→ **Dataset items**
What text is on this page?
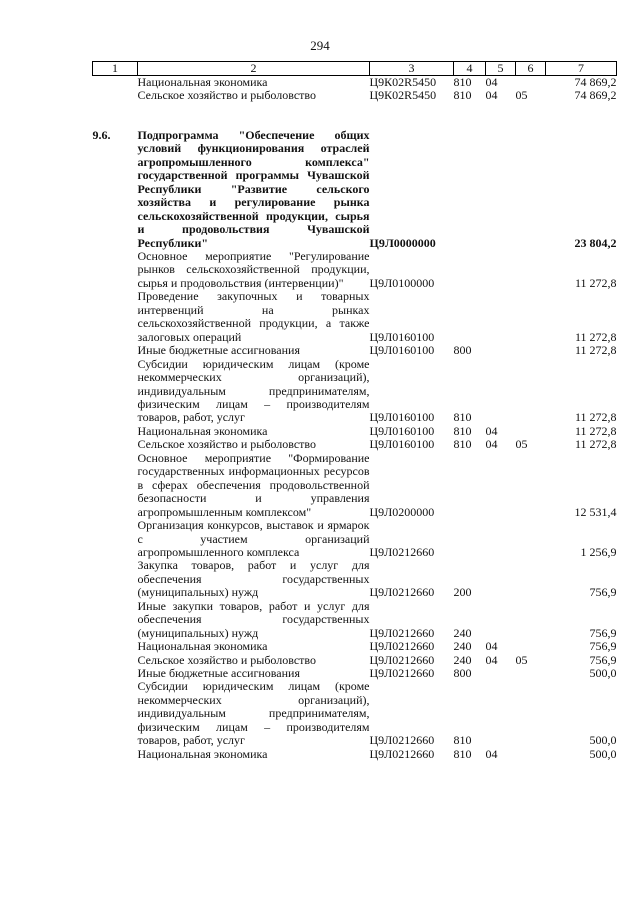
294
1	2	3	4	5	6	7
	Национальная экономика	Ц9К02R5450	810	04		74 869,2
	Сельское хозяйство и рыболовство	Ц9К02R5450	810	04	05	74 869,2

9.6.	Подпрограмма "Обеспечение общих условий функционирования отраслей агропромышленного комплекса" государственной программы Чувашской Республики "Развитие сельского хозяйства и регулирование рынка сельскохозяйственной продукции, сырья и продовольствия Чувашской Республики"	Ц9Л0000000				23 804,2
	Основное мероприятие "Регулирование рынков сельскохозяйственной продукции, сырья и продовольствия (интервенции)"	Ц9Л0100000				11 272,8
	Проведение закупочных и товарных интервенций на рынках сельскохозяйственной продукции, а также залоговых операций	Ц9Л0160100				11 272,8
	Иные бюджетные ассигнования	Ц9Л0160100	800			11 272,8
	Субсидии юридическим лицам (кроме некоммерческих организаций), индивидуальным предпринимателям, физическим лицам – производителям товаров, работ, услуг	Ц9Л0160100	810			11 272,8
	Национальная экономика	Ц9Л0160100	810	04		11 272,8
	Сельское хозяйство и рыболовство	Ц9Л0160100	810	04	05	11 272,8
	Основное мероприятие "Формирование государственных информационных ресурсов в сферах обеспечения продовольственной безопасности и управления агропромышленным комплексом"	Ц9Л0200000				12 531,4
	Организация конкурсов, выставок и ярмарок с участием организаций агропромышленного комплекса	Ц9Л0212660				1 256,9
	Закупка товаров, работ и услуг для обеспечения государственных (муниципальных) нужд	Ц9Л0212660	200			756,9
	Иные закупки товаров, работ и услуг для обеспечения государственных (муниципальных) нужд	Ц9Л0212660	240			756,9
	Национальная экономика	Ц9Л0212660	240	04		756,9
	Сельское хозяйство и рыболовство	Ц9Л0212660	240	04	05	756,9
	Иные бюджетные ассигнования	Ц9Л0212660	800			500,0
	Субсидии юридическим лицам (кроме некоммерческих организаций), индивидуальным предпринимателям, физическим лицам – производителям товаров, работ, услуг	Ц9Л0212660	810			500,0
	Национальная экономика	Ц9Л0212660	810	04		500,0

→ **GOAL**
Your task is to gather all lines from the entries above that hold the word "организаций".

→ **FINISHED ANSWER**
	Субсидии юридическим лицам (кроме некоммерческих организаций), индивидуальным предпринимателям, физическим лицам – производителям товаров, работ, услуг	Ц9Л0160100	810			11 272,8
	Организация конкурсов, выставок и ярмарок с участием организаций агропромышленного комплекса	Ц9Л0212660				1 256,9
	Субсидии юридическим лицам (кроме некоммерческих организаций), индивидуальным предпринимателям, физическим лицам – производителям товаров, работ, услуг	Ц9Л0212660	810			500,0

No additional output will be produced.